-- Material for this task start --
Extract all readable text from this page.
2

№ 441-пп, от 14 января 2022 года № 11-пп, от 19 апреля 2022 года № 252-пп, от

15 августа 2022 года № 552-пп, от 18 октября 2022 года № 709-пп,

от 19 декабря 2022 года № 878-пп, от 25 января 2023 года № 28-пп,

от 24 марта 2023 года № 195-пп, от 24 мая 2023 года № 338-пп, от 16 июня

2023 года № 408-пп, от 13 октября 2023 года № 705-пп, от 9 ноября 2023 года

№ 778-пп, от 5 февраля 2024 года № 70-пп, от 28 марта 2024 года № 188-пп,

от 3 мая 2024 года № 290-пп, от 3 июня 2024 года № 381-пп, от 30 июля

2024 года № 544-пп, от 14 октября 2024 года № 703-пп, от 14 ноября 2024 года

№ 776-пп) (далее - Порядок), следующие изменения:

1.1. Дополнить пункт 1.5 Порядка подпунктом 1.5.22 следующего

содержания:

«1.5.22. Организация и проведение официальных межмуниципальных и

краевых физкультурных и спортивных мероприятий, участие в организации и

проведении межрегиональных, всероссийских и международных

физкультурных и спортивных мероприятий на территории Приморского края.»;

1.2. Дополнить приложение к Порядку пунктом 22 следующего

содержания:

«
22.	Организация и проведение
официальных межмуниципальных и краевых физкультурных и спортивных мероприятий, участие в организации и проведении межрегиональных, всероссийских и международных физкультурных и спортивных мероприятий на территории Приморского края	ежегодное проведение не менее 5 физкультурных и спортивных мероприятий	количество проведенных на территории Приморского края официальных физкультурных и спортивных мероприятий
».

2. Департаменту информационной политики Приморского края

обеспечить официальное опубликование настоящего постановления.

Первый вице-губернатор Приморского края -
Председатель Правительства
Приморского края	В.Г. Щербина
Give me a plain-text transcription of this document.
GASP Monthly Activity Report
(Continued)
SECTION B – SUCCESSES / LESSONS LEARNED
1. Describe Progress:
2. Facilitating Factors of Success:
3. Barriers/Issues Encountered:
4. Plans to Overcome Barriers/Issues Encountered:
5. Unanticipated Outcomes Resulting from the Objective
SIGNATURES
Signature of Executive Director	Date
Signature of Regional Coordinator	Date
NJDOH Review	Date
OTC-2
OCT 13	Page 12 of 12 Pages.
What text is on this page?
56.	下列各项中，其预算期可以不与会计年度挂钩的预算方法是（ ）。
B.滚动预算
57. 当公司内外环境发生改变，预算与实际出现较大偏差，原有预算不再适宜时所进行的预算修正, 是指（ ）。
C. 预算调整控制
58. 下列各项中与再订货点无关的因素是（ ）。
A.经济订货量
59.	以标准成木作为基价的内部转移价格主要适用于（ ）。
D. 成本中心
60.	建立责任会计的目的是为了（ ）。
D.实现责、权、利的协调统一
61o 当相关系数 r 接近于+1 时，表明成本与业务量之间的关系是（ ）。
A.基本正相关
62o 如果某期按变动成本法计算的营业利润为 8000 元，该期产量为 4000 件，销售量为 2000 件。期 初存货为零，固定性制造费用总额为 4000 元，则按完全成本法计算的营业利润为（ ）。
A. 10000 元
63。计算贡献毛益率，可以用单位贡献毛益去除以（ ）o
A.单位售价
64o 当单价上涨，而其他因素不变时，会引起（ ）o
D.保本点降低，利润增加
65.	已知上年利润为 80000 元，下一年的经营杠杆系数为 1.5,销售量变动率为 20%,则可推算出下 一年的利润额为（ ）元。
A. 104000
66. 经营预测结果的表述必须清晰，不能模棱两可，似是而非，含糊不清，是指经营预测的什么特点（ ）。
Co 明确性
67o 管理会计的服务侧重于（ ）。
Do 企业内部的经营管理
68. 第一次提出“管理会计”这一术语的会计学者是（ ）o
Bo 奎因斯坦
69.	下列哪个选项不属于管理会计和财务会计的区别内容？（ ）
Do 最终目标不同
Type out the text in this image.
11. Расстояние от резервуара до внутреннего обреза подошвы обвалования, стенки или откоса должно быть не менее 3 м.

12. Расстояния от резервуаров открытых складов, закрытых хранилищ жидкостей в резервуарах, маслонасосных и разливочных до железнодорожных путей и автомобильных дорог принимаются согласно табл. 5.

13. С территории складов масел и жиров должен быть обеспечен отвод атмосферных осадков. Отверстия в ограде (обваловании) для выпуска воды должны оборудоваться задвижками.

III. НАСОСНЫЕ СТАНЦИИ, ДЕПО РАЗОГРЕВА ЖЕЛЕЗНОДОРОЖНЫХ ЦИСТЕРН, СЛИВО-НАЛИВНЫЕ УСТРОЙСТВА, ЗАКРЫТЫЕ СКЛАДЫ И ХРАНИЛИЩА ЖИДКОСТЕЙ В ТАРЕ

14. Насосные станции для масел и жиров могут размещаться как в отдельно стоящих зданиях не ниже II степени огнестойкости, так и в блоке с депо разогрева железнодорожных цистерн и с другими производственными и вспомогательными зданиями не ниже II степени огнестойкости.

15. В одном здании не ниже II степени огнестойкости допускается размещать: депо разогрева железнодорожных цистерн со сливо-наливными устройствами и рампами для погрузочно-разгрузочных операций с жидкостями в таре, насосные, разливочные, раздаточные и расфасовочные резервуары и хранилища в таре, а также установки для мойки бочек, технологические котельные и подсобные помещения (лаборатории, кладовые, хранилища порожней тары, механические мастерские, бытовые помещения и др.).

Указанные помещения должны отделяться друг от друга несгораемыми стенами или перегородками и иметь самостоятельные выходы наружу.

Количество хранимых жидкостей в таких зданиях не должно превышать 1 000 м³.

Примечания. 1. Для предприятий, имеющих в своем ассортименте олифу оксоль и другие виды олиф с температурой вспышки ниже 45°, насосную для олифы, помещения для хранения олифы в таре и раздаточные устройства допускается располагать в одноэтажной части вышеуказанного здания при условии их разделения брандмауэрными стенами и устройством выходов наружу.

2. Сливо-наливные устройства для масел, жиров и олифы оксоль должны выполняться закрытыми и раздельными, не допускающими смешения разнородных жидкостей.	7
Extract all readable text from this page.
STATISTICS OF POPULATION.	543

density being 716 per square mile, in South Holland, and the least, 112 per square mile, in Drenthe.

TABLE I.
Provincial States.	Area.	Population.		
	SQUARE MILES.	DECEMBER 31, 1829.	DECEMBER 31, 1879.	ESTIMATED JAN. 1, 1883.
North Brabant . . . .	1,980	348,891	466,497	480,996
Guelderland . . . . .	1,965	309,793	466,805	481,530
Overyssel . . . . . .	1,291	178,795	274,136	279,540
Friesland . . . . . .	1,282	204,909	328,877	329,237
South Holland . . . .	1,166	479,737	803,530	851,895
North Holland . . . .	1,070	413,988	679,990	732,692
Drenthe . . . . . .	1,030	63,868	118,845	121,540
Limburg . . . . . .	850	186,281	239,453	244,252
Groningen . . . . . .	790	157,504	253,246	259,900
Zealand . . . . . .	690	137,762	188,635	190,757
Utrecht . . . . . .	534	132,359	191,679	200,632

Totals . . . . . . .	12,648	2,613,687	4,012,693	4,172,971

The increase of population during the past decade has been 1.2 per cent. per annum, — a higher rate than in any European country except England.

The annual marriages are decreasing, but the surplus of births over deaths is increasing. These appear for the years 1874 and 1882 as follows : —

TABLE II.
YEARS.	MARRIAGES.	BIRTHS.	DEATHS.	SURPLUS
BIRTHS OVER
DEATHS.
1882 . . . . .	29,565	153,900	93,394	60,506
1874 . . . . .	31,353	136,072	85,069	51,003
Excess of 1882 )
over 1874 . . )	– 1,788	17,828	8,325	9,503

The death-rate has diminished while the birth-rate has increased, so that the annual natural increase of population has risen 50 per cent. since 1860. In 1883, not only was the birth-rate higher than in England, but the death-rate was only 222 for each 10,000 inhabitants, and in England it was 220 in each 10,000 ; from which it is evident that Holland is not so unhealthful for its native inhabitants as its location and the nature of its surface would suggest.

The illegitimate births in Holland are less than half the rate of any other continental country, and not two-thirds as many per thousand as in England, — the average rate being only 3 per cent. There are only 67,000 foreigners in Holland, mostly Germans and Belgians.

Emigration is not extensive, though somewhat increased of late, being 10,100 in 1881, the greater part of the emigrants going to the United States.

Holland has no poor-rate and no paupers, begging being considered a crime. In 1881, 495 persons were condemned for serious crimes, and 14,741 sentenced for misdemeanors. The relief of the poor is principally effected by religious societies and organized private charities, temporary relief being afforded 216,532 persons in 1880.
-- Material for this task end --
_Written exercise_.
For each line of the entries that includes "Организация", show that line.

_Written reply_.
«1.5.22. Организация и проведение официальных межмуниципальных и
22.	Организация и проведение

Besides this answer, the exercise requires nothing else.